— start Entries shown —

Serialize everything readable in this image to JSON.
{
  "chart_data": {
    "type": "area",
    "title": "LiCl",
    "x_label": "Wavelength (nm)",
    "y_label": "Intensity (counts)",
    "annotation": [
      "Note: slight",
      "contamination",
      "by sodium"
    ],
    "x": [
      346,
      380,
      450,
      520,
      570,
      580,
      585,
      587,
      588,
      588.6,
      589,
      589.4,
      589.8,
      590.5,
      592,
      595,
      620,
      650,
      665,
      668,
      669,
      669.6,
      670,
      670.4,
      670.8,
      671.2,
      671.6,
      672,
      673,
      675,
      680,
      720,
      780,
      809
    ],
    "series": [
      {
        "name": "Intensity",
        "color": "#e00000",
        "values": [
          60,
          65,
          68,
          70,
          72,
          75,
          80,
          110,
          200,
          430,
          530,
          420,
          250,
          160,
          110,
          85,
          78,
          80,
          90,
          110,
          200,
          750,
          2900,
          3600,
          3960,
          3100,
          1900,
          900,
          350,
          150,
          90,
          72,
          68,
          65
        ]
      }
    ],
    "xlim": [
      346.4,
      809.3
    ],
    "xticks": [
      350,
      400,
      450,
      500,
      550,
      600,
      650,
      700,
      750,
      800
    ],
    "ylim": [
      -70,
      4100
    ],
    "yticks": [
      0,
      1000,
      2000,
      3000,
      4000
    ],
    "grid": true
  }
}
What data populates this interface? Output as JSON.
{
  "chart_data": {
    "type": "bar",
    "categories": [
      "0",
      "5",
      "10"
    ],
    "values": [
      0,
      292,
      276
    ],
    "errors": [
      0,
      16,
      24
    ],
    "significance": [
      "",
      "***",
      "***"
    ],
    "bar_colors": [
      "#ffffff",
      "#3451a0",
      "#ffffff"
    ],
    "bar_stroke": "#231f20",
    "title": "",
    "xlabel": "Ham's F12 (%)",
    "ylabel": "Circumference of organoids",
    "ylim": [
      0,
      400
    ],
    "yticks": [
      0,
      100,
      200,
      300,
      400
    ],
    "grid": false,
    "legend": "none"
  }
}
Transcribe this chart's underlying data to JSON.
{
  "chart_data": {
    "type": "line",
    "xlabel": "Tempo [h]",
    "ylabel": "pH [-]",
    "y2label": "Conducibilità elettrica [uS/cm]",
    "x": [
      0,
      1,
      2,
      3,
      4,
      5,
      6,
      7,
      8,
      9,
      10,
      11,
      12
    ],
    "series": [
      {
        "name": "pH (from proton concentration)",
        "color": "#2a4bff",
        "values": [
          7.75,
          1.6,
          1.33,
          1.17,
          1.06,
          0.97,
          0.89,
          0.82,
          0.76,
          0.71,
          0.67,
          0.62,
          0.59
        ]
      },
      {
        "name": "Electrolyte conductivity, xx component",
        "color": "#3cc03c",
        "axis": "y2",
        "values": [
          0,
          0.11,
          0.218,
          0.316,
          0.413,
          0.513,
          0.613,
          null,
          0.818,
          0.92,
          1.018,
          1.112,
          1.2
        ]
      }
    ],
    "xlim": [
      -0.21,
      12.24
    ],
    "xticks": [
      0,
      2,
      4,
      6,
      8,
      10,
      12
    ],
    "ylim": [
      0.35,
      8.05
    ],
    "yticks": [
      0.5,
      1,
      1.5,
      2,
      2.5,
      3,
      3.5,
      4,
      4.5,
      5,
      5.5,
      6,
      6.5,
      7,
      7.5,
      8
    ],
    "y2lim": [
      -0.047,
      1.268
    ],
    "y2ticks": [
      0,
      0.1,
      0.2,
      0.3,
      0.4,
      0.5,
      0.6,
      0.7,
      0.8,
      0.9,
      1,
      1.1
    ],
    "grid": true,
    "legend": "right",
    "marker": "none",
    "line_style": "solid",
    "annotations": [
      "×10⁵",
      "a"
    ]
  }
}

— end Entries shown —

*What this task involves*
Determine the number of lines in these entries that contain the word "JSON", and write only that number.

*Output*
3